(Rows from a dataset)
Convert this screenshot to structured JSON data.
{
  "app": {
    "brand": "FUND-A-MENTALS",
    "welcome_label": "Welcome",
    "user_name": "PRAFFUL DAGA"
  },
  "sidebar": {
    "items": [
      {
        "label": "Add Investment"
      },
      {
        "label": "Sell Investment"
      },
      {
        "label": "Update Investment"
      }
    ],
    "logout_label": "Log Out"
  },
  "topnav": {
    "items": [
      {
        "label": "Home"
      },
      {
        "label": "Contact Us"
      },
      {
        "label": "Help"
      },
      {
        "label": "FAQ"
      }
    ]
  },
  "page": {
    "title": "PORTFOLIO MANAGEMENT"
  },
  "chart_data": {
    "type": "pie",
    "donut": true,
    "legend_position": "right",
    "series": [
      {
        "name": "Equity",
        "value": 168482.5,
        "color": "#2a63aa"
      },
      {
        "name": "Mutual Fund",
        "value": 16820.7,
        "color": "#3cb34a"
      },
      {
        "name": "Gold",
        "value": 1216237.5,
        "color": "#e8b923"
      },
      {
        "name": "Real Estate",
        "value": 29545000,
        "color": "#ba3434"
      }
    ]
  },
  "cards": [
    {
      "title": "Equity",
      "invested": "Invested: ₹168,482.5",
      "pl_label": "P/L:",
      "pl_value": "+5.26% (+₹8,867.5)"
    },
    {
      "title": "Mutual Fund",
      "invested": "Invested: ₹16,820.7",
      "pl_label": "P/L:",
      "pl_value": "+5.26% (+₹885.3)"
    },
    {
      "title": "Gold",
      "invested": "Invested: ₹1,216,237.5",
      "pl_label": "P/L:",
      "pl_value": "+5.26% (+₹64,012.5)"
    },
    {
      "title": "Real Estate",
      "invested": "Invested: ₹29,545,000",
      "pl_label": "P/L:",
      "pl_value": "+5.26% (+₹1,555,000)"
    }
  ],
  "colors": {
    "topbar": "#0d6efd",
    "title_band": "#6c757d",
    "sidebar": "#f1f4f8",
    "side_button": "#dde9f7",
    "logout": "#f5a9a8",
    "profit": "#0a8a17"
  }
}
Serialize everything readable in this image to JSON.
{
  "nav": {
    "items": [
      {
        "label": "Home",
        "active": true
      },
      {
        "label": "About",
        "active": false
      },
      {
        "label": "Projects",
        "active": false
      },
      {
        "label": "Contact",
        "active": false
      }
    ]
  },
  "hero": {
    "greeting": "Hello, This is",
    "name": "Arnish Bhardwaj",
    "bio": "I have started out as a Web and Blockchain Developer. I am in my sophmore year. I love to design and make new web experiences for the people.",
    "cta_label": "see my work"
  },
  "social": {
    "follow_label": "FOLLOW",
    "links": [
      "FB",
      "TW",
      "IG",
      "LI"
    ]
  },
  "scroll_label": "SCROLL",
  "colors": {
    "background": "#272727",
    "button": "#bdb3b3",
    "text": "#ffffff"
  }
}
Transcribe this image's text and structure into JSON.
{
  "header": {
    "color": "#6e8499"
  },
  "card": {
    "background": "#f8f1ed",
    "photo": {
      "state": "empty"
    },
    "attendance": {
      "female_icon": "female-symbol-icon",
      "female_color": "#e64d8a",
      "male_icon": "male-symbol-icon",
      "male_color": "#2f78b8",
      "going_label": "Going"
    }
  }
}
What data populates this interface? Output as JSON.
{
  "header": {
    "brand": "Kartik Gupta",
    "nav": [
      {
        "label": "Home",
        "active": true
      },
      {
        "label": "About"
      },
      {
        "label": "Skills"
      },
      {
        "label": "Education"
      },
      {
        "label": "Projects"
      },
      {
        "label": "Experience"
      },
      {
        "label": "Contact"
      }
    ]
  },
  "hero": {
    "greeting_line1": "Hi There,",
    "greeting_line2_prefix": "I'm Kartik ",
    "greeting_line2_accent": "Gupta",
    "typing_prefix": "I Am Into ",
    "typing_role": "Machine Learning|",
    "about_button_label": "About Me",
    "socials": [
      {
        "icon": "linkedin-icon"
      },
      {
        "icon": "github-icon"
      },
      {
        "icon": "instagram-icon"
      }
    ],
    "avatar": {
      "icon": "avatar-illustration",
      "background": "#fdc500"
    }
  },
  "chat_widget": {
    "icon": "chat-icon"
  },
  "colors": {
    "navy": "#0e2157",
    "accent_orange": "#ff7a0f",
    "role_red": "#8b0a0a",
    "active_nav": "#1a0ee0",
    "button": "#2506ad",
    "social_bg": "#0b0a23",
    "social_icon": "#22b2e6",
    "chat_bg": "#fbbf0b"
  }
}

--- WRITTEN EXERCISE ---
Above are some records; repeat all of them exactly.

--- ANSWER TO THE PROBLEM ---
Convert this screenshot to structured JSON data.
{
  "app": {
    "brand": "FUND-A-MENTALS",
    "welcome_label": "Welcome",
    "user_name": "PRAFFUL DAGA"
  },
  "sidebar": {
    "items": [
      {
        "label": "Add Investment"
      },
      {
        "label": "Sell Investment"
      },
      {
        "label": "Update Investment"
      }
    ],
    "logout_label": "Log Out"
  },
  "topnav": {
    "items": [
      {
        "label": "Home"
      },
      {
        "label": "Contact Us"
      },
      {
        "label": "Help"
      },
      {
        "label": "FAQ"
      }
    ]
  },
  "page": {
    "title": "PORTFOLIO MANAGEMENT"
  },
  "chart_data": {
    "type": "pie",
    "donut": true,
    "legend_position": "right",
    "series": [
      {
        "name": "Equity",
        "value": 168482.5,
        "color": "#2a63aa"
      },
      {
        "name": "Mutual Fund",
        "value": 16820.7,
        "color": "#3cb34a"
      },
      {
        "name": "Gold",
        "value": 1216237.5,
        "color": "#e8b923"
      },
      {
        "name": "Real Estate",
        "value": 29545000,
        "color": "#ba3434"
      }
    ]
  },
  "cards": [
    {
      "title": "Equity",
      "invested": "Invested: ₹168,482.5",
      "pl_label": "P/L:",
      "pl_value": "+5.26% (+₹8,867.5)"
    },
    {
      "title": "Mutual Fund",
      "invested": "Invested: ₹16,820.7",
      "pl_label": "P/L:",
      "pl_value": "+5.26% (+₹885.3)"
    },
    {
      "title": "Gold",
      "invested": "Invested: ₹1,216,237.5",
      "pl_label": "P/L:",
      "pl_value": "+5.26% (+₹64,012.5)"
    },
    {
      "title": "Real Estate",
      "invested": "Invested: ₹29,545,000",
      "pl_label": "P/L:",
      "pl_value": "+5.26% (+₹1,555,000)"
    }
  ],
  "colors": {
    "topbar": "#0d6efd",
    "title_band": "#6c757d",
    "sidebar": "#f1f4f8",
    "side_button": "#dde9f7",
    "logout": "#f5a9a8",
    "profit": "#0a8a17"
  }
}
Serialize everything readable in this image to JSON.
{
  "nav": {
    "items": [
      {
        "label": "Home",
        "active": true
      },
      {
        "label": "About",
        "active": false
      },
      {
        "label": "Projects",
        "active": false
      },
      {
        "label": "Contact",
        "active": false
      }
    ]
  },
  "hero": {
    "greeting": "Hello, This is",
    "name": "Arnish Bhardwaj",
    "bio": "I have started out as a Web and Blockchain Developer. I am in my sophmore year. I love to design and make new web experiences for the people.",
    "cta_label": "see my work"
  },
  "social": {
    "follow_label": "FOLLOW",
    "links": [
      "FB",
      "TW",
      "IG",
      "LI"
    ]
  },
  "scroll_label": "SCROLL",
  "colors": {
    "background": "#272727",
    "button": "#bdb3b3",
    "text": "#ffffff"
  }
}
Transcribe this image's text and structure into JSON.
{
  "header": {
    "color": "#6e8499"
  },
  "card": {
    "background": "#f8f1ed",
    "photo": {
      "state": "empty"
    },
    "attendance": {
      "female_icon": "female-symbol-icon",
      "female_color": "#e64d8a",
      "male_icon": "male-symbol-icon",
      "male_color": "#2f78b8",
      "going_label": "Going"
    }
  }
}
What data populates this interface? Output as JSON.
{
  "header": {
    "brand": "Kartik Gupta",
    "nav": [
      {
        "label": "Home",
        "active": true
      },
      {
        "label": "About"
      },
      {
        "label": "Skills"
      },
      {
        "label": "Education"
      },
      {
        "label": "Projects"
      },
      {
        "label": "Experience"
      },
      {
        "label": "Contact"
      }
    ]
  },
  "hero": {
    "greeting_line1": "Hi There,",
    "greeting_line2_prefix": "I'm Kartik ",
    "greeting_line2_accent": "Gupta",
    "typing_prefix": "I Am Into ",
    "typing_role": "Machine Learning|",
    "about_button_label": "About Me",
    "socials": [
      {
        "icon": "linkedin-icon"
      },
      {
        "icon": "github-icon"
      },
      {
        "icon": "instagram-icon"
      }
    ],
    "avatar": {
      "icon": "avatar-illustration",
      "background": "#fdc500"
    }
  },
  "chat_widget": {
    "icon": "chat-icon"
  },
  "colors": {
    "navy": "#0e2157",
    "accent_orange": "#ff7a0f",
    "role_red": "#8b0a0a",
    "active_nav": "#1a0ee0",
    "button": "#2506ad",
    "social_bg": "#0b0a23",
    "social_icon": "#22b2e6",
    "chat_bg": "#fbbf0b"
  }
}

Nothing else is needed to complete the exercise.